# Task goal
Show all lines holding "كتاب".

# Exercise materials
--- begin ---
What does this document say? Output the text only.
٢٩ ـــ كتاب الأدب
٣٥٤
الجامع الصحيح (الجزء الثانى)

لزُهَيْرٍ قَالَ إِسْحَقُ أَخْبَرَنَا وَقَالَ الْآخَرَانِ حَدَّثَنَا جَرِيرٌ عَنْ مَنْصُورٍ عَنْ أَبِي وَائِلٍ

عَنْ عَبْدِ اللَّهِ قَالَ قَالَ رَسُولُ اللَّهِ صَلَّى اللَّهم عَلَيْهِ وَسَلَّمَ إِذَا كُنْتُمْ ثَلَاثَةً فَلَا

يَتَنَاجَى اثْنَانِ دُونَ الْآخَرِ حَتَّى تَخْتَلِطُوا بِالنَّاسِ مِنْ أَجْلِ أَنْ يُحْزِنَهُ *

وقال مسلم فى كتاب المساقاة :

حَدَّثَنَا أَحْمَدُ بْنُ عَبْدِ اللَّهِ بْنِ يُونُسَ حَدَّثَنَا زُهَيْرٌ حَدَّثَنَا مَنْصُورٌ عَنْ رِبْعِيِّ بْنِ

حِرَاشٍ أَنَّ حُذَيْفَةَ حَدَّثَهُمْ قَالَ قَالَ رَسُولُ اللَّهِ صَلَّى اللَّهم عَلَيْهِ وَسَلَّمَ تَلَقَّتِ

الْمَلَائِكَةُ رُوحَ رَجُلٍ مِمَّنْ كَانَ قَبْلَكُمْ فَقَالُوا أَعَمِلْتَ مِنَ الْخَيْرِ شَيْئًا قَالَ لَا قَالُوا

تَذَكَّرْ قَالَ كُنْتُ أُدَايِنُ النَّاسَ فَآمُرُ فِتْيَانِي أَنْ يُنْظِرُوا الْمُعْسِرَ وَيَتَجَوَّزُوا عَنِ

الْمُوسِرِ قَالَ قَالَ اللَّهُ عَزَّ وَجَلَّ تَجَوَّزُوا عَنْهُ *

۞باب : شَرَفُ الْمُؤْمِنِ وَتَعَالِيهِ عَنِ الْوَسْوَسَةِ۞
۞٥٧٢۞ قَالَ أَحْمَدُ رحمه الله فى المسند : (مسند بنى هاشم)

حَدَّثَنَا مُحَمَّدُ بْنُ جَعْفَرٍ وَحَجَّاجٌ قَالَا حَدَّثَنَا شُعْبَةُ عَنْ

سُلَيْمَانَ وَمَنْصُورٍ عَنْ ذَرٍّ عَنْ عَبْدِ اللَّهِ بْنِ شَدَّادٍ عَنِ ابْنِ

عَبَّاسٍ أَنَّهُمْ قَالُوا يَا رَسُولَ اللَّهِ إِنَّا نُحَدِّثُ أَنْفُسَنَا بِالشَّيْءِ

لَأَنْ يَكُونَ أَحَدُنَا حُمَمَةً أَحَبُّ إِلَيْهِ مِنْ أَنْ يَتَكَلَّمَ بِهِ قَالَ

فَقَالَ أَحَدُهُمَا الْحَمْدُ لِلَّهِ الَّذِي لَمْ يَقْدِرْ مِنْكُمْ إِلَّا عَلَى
--- end ---
# Result of the task
٢٩ ـــ كتاب الأدب
وقال مسلم فى كتاب المساقاة :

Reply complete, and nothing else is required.